Below are records; state how many of their lines hold the word "this", and give only the figure.

Rows from a figure dataset
────────────────────
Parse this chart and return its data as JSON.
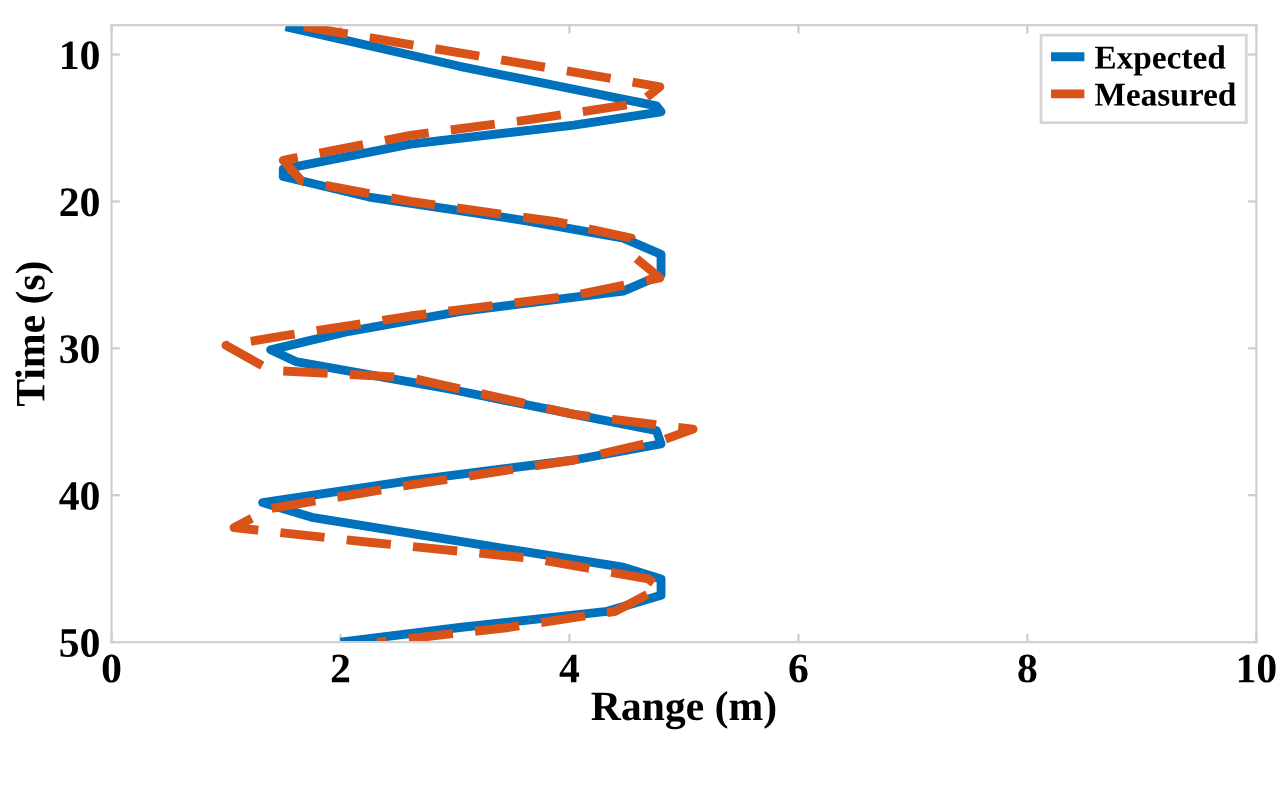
{
  "chart_data": {
    "type": "line",
    "xlabel": "Range (m)",
    "ylabel": "Time (s)",
    "xlim": [
      0,
      10
    ],
    "xticks": [
      0,
      2,
      4,
      6,
      8,
      10
    ],
    "ylim": [
      50,
      8
    ],
    "yticks": [
      10,
      20,
      30,
      40,
      50
    ],
    "grid": false,
    "legend": "top right",
    "series": [
      {
        "name": "Expected",
        "color": "#0072bd",
        "line_style": "solid",
        "x": [
          1.52,
          3.04,
          4.76,
          4.8,
          4.04,
          2.61,
          1.5,
          1.5,
          2.25,
          3.61,
          4.47,
          4.8,
          4.8,
          4.47,
          3.04,
          2.04,
          1.39,
          1.61,
          2.97,
          4.04,
          4.76,
          4.8,
          4.04,
          2.61,
          1.32,
          1.75,
          3.33,
          4.47,
          4.8,
          4.8,
          4.33,
          3.04,
          2.0
        ],
        "values": [
          8.1,
          10.8,
          13.5,
          13.9,
          14.8,
          16.1,
          17.8,
          18.3,
          19.7,
          21.3,
          22.5,
          23.6,
          25.0,
          26.1,
          27.5,
          28.9,
          30.1,
          30.9,
          32.8,
          34.5,
          35.6,
          36.5,
          37.6,
          39.0,
          40.5,
          41.5,
          43.5,
          44.9,
          45.7,
          46.8,
          47.9,
          49.0,
          50.0
        ]
      },
      {
        "name": "Measured",
        "color": "#d95319",
        "line_style": "dashed",
        "x": [
          1.68,
          2.9,
          4.04,
          4.79,
          4.61,
          3.68,
          2.61,
          1.5,
          1.66,
          2.61,
          3.9,
          4.54,
          4.54,
          4.79,
          4.04,
          2.61,
          1.54,
          1.0,
          1.39,
          2.61,
          4.04,
          5.08,
          4.83,
          4.04,
          2.61,
          1.39,
          1.07,
          2.25,
          3.68,
          4.69,
          4.79,
          4.4,
          3.47,
          2.32
        ],
        "values": [
          8.1,
          9.7,
          11.2,
          12.2,
          13.3,
          14.4,
          15.5,
          17.2,
          18.6,
          20.0,
          21.4,
          22.5,
          23.6,
          25.2,
          26.4,
          27.8,
          29.1,
          29.8,
          31.5,
          32.0,
          34.5,
          35.5,
          36.2,
          37.6,
          39.3,
          40.9,
          42.2,
          43.2,
          44.3,
          45.7,
          46.3,
          47.9,
          49.0,
          50.0
        ]
      }
    ]
  }
}
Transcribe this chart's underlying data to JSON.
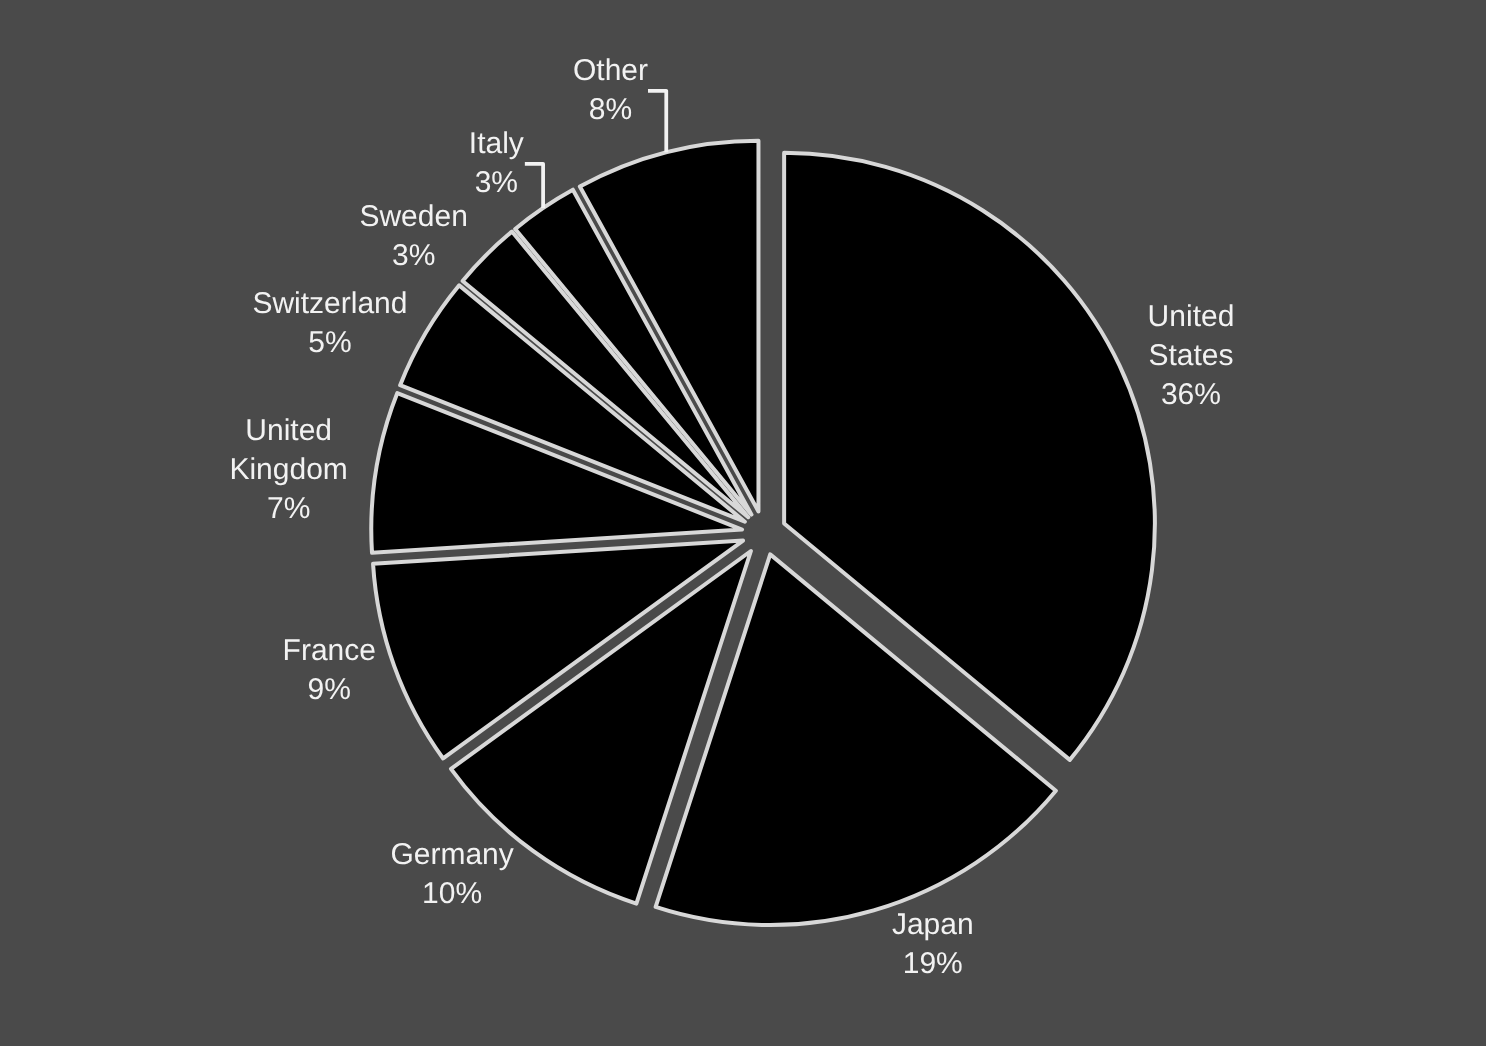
{
  "chart_data": {
    "type": "pie",
    "categories": [
      "United States",
      "Japan",
      "Germany",
      "France",
      "United Kingdom",
      "Switzerland",
      "Sweden",
      "Italy",
      "Other"
    ],
    "values": [
      36,
      19,
      10,
      9,
      7,
      5,
      3,
      3,
      8
    ],
    "value_labels": [
      "36%",
      "19%",
      "10%",
      "9%",
      "7%",
      "5%",
      "3%",
      "3%",
      "8%"
    ],
    "colors": [
      "#000000",
      "#000000",
      "#000000",
      "#000000",
      "#000000",
      "#000000",
      "#000000",
      "#000000",
      "#000000"
    ],
    "legend": false
  }
}
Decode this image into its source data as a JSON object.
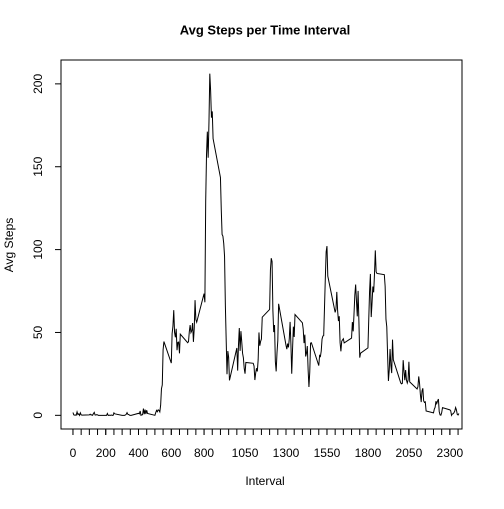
{
  "chart_data": {
    "type": "line",
    "title": "Avg Steps per Time Interval",
    "xlabel": "Interval",
    "ylabel": "Avg Steps",
    "color": "#000000",
    "x": [
      0,
      5,
      10,
      15,
      20,
      25,
      30,
      35,
      40,
      45,
      50,
      55,
      100,
      105,
      110,
      115,
      120,
      125,
      130,
      135,
      140,
      145,
      150,
      155,
      200,
      205,
      210,
      215,
      220,
      225,
      230,
      235,
      240,
      245,
      250,
      255,
      300,
      305,
      310,
      315,
      320,
      325,
      330,
      335,
      340,
      345,
      350,
      355,
      400,
      405,
      410,
      415,
      420,
      425,
      430,
      435,
      440,
      445,
      450,
      455,
      500,
      505,
      510,
      515,
      520,
      525,
      530,
      535,
      540,
      545,
      550,
      555,
      600,
      605,
      610,
      615,
      620,
      625,
      630,
      635,
      640,
      645,
      650,
      655,
      700,
      705,
      710,
      715,
      720,
      725,
      730,
      735,
      740,
      745,
      750,
      755,
      800,
      805,
      810,
      815,
      820,
      825,
      830,
      835,
      840,
      845,
      850,
      855,
      900,
      905,
      910,
      915,
      920,
      925,
      930,
      935,
      940,
      945,
      950,
      955,
      1000,
      1005,
      1010,
      1015,
      1020,
      1025,
      1030,
      1035,
      1040,
      1045,
      1050,
      1055,
      1100,
      1105,
      1110,
      1115,
      1120,
      1125,
      1130,
      1135,
      1140,
      1145,
      1150,
      1155,
      1200,
      1205,
      1210,
      1215,
      1220,
      1225,
      1230,
      1235,
      1240,
      1245,
      1250,
      1255,
      1300,
      1305,
      1310,
      1315,
      1320,
      1325,
      1330,
      1335,
      1340,
      1345,
      1350,
      1355,
      1400,
      1405,
      1410,
      1415,
      1420,
      1425,
      1430,
      1435,
      1440,
      1445,
      1450,
      1455,
      1500,
      1505,
      1510,
      1515,
      1520,
      1525,
      1530,
      1535,
      1540,
      1545,
      1550,
      1555,
      1600,
      1605,
      1610,
      1615,
      1620,
      1625,
      1630,
      1635,
      1640,
      1645,
      1650,
      1655,
      1700,
      1705,
      1710,
      1715,
      1720,
      1725,
      1730,
      1735,
      1740,
      1745,
      1750,
      1755,
      1800,
      1805,
      1810,
      1815,
      1820,
      1825,
      1830,
      1835,
      1840,
      1845,
      1850,
      1855,
      1900,
      1905,
      1910,
      1915,
      1920,
      1925,
      1930,
      1935,
      1940,
      1945,
      1950,
      1955,
      2000,
      2005,
      2010,
      2015,
      2020,
      2025,
      2030,
      2035,
      2040,
      2045,
      2050,
      2055,
      2100,
      2105,
      2110,
      2115,
      2120,
      2125,
      2130,
      2135,
      2140,
      2145,
      2150,
      2155,
      2200,
      2205,
      2210,
      2215,
      2220,
      2225,
      2230,
      2235,
      2240,
      2245,
      2250,
      2255,
      2300,
      2305,
      2310,
      2315,
      2320,
      2325,
      2330,
      2335,
      2340,
      2345,
      2350,
      2355
    ],
    "values": [
      1.7,
      0.3,
      0.1,
      0.2,
      0.1,
      2.1,
      0.5,
      0.9,
      0,
      1.5,
      0.3,
      0.1,
      0.3,
      0.7,
      0.2,
      0.3,
      0,
      1.1,
      1.8,
      0.2,
      0.2,
      0.4,
      0.3,
      0,
      0,
      0,
      1.1,
      0,
      0,
      0.1,
      0,
      0.2,
      0,
      0,
      1.5,
      0.9,
      0,
      0,
      0,
      0,
      0.2,
      0.6,
      1.6,
      0.6,
      0.5,
      0.1,
      0,
      0,
      1.2,
      0.9,
      2.6,
      0,
      0.3,
      0.4,
      4.1,
      0.7,
      3.5,
      0.8,
      3.1,
      1.1,
      0,
      1.6,
      3,
      2.2,
      3.3,
      3,
      2.1,
      6.1,
      16,
      18.3,
      39.5,
      44.5,
      31.5,
      49.3,
      53.8,
      63.5,
      50,
      47.1,
      52.2,
      39.3,
      44,
      44.2,
      37.4,
      49,
      43.8,
      44.4,
      50.5,
      54.5,
      49.9,
      51,
      55.7,
      44.3,
      52.3,
      69.5,
      57.8,
      56.2,
      73.4,
      68.2,
      129.4,
      157.5,
      171.2,
      155.4,
      177.3,
      206.2,
      195.9,
      179.6,
      183.4,
      167,
      143.5,
      124,
      109.1,
      108.1,
      103.7,
      96,
      66.2,
      45.2,
      24.8,
      38.8,
      35,
      21.1,
      40.6,
      27,
      42.4,
      52.7,
      38.9,
      50.8,
      44.3,
      37.4,
      34.7,
      28.3,
      25.1,
      31.9,
      31.4,
      29.7,
      21.3,
      25.5,
      28.4,
      26.5,
      33.4,
      50,
      42,
      44.6,
      46,
      59.2,
      63.9,
      87.7,
      94.8,
      92.8,
      63.4,
      50.2,
      54.5,
      32.4,
      26.5,
      37.7,
      45.1,
      67.3,
      42.3,
      39.9,
      43.3,
      41,
      46.2,
      56.4,
      42.8,
      25.1,
      40,
      53.5,
      47.3,
      60.8,
      55.8,
      52,
      43.6,
      48.7,
      35.5,
      37.5,
      41.8,
      27.5,
      17.1,
      26.1,
      43.6,
      43.8,
      30,
      36.1,
      35.5,
      38.8,
      46,
      47.8,
      48.1,
      65.3,
      82.9,
      98.7,
      102.1,
      84,
      62.1,
      64.1,
      74.5,
      63.2,
      56.9,
      59.8,
      43.9,
      38.6,
      44.7,
      45.5,
      46.2,
      43.7,
      46.6,
      56.3,
      50.7,
      61.2,
      72.7,
      78.9,
      68.9,
      59.7,
      75.1,
      56.5,
      34.8,
      37.5,
      40.7,
      58,
      74.7,
      85.3,
      59.3,
      67.8,
      77.7,
      74.2,
      85.3,
      99.5,
      86.6,
      85.6,
      84.9,
      77.8,
      58,
      53.4,
      36.3,
      20.7,
      27.4,
      40,
      30.2,
      25.5,
      45.7,
      33.5,
      19.6,
      19,
      19.3,
      33.3,
      26.8,
      21.2,
      27.3,
      21.3,
      19.5,
      21.3,
      32.3,
      20.2,
      15.9,
      17.2,
      23.5,
      19.2,
      12.5,
      8,
      14.7,
      16.3,
      8.7,
      7.8,
      8.1,
      2.6,
      1.5,
      3.7,
      4.8,
      8.5,
      7.1,
      8.7,
      9.8,
      2.2,
      0.3,
      0.1,
      1.6,
      4.6,
      3.3,
      2.8,
      0,
      0.8,
      1,
      1.6,
      2.6,
      4.7,
      3.3,
      0.6,
      0.2,
      1.1
    ],
    "xlim": [
      -73,
      2374
    ],
    "xticks": [
      0,
      200,
      400,
      600,
      800,
      1050,
      1300,
      1550,
      1800,
      2050,
      2300
    ],
    "xminor_ticks": [
      0,
      50,
      100,
      150,
      200,
      250,
      300,
      350,
      400,
      450,
      500,
      550,
      600,
      650,
      700,
      750,
      800,
      850,
      900,
      950,
      1000,
      1050,
      1100,
      1150,
      1200,
      1250,
      1300,
      1350,
      1400,
      1450,
      1500,
      1550,
      1600,
      1650,
      1700,
      1750,
      1800,
      1850,
      1900,
      1950,
      2000,
      2050,
      2100,
      2150,
      2200,
      2250,
      2300,
      2350
    ],
    "ylim": [
      -8.25,
      214.4
    ],
    "yticks": [
      0,
      50,
      100,
      150,
      200
    ]
  }
}
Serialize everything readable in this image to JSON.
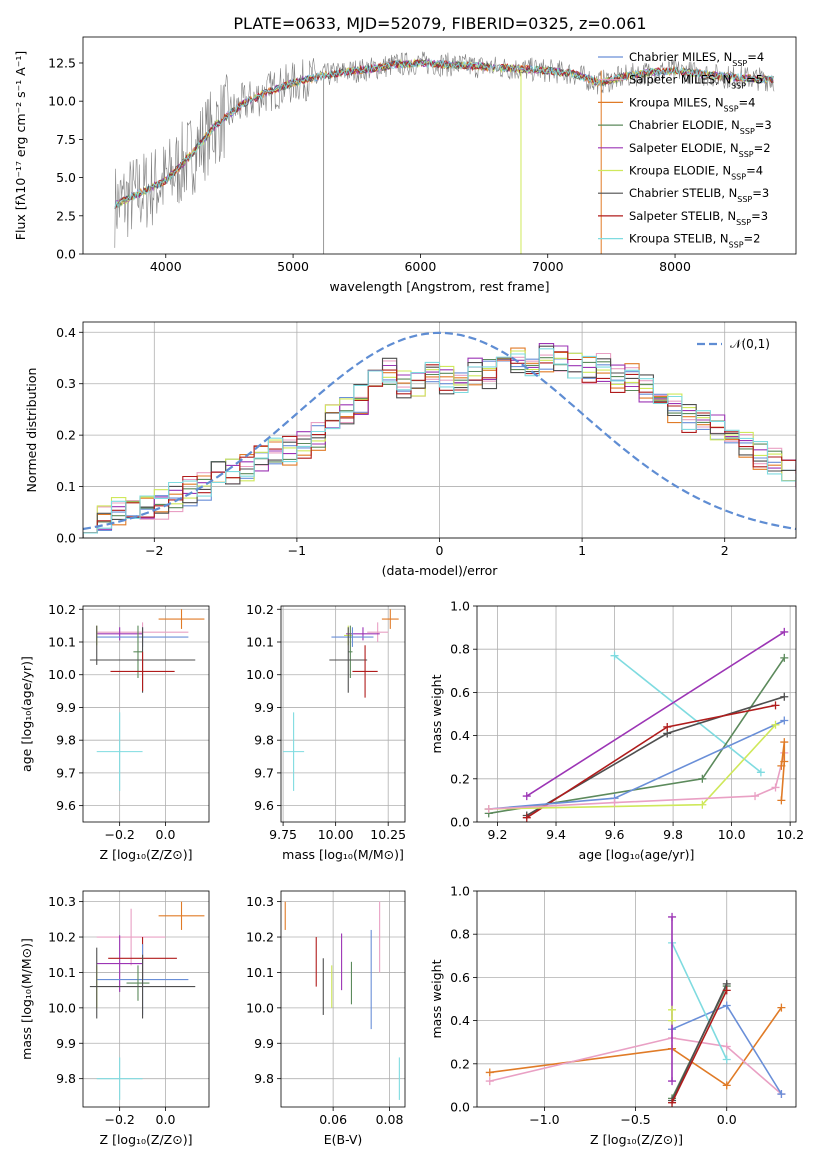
────────────────────
▶ [RESPONSE]:
4